GOAL OF THE EXERCISE = Copy out, from the entries below, each line holding the string "name".

======== MATERIAL FOR THE TASK ========

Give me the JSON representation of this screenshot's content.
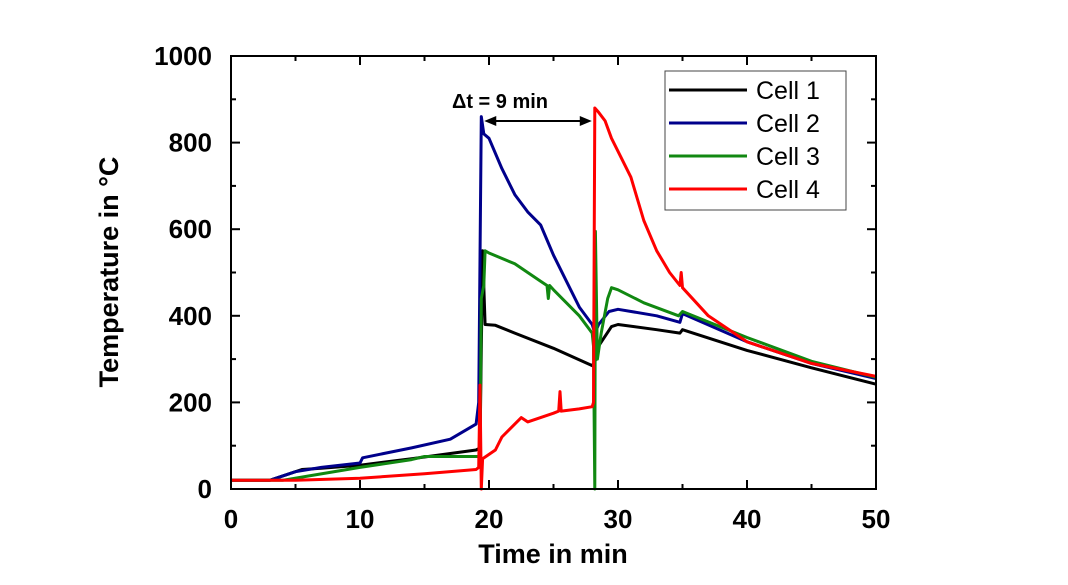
{
  "chart_data": {
    "type": "line",
    "xlabel": "Time in min",
    "ylabel": "Temperature in °C",
    "xlim": [
      0,
      50
    ],
    "ylim": [
      0,
      1000
    ],
    "xticks": [
      0,
      10,
      20,
      30,
      40,
      50
    ],
    "yticks": [
      0,
      200,
      400,
      600,
      800,
      1000
    ],
    "grid": false,
    "legend_position": "top-right",
    "annotation": {
      "text": "Δt = 9 min",
      "from_x": 19.4,
      "to_x": 28.2,
      "y": 855
    },
    "series": [
      {
        "name": "Cell 1",
        "color": "#000000",
        "x": [
          0,
          3,
          4.5,
          5.5,
          7,
          10,
          14,
          19,
          19.3,
          19.5,
          19.7,
          20.5,
          22,
          25,
          28,
          28.3,
          28.5,
          29.5,
          30,
          33,
          34.8,
          35,
          40,
          45,
          50
        ],
        "y": [
          20,
          20,
          35,
          45,
          48,
          55,
          70,
          90,
          95,
          550,
          380,
          378,
          360,
          325,
          285,
          300,
          330,
          375,
          380,
          368,
          360,
          368,
          320,
          280,
          242
        ]
      },
      {
        "name": "Cell 2",
        "color": "#00008b",
        "x": [
          0,
          3,
          5,
          7,
          10,
          10.2,
          14,
          17,
          19,
          19.2,
          19.4,
          19.6,
          20,
          21,
          22,
          23,
          24,
          25,
          26,
          27,
          28,
          28.2,
          28.5,
          29.3,
          30,
          33,
          34.8,
          35,
          40,
          45,
          50
        ],
        "y": [
          20,
          20,
          40,
          50,
          60,
          72,
          95,
          115,
          150,
          200,
          860,
          820,
          810,
          740,
          680,
          640,
          610,
          540,
          480,
          420,
          380,
          360,
          380,
          410,
          415,
          400,
          385,
          405,
          340,
          290,
          255
        ]
      },
      {
        "name": "Cell 3",
        "color": "#118811",
        "x": [
          0,
          4,
          6,
          10,
          14,
          15,
          19,
          19.3,
          19.4,
          19.6,
          19.7,
          20,
          22,
          24,
          24.5,
          24.6,
          24.7,
          25,
          27,
          28,
          28.1,
          28.2,
          28.25,
          28.4,
          28.7,
          29.2,
          29.5,
          30,
          32,
          34.7,
          35,
          40,
          45,
          50
        ],
        "y": [
          20,
          20,
          30,
          50,
          68,
          75,
          75,
          75,
          440,
          470,
          550,
          545,
          520,
          480,
          470,
          440,
          470,
          460,
          400,
          360,
          330,
          0,
          595,
          300,
          360,
          440,
          465,
          460,
          430,
          400,
          410,
          350,
          295,
          258
        ]
      },
      {
        "name": "Cell 4",
        "color": "#ff0000",
        "x": [
          0,
          5,
          10,
          15,
          19,
          19.2,
          19.3,
          19.4,
          19.5,
          20,
          20.5,
          21,
          22,
          22.5,
          23,
          25,
          25.4,
          25.5,
          25.6,
          27,
          28,
          28.1,
          28.2,
          28.5,
          29,
          29.5,
          30,
          31,
          32,
          33,
          34,
          34.8,
          34.9,
          35,
          37,
          40,
          45,
          50
        ],
        "y": [
          20,
          20,
          25,
          35,
          45,
          50,
          240,
          0,
          70,
          80,
          90,
          120,
          150,
          165,
          155,
          175,
          180,
          225,
          180,
          185,
          190,
          200,
          880,
          870,
          850,
          810,
          780,
          720,
          620,
          550,
          500,
          470,
          500,
          465,
          400,
          340,
          290,
          260
        ]
      }
    ]
  }
}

========

FULL ANSWER =
        "name": "Cell 1",
        "name": "Cell 2",
        "name": "Cell 3",
        "name": "Cell 4",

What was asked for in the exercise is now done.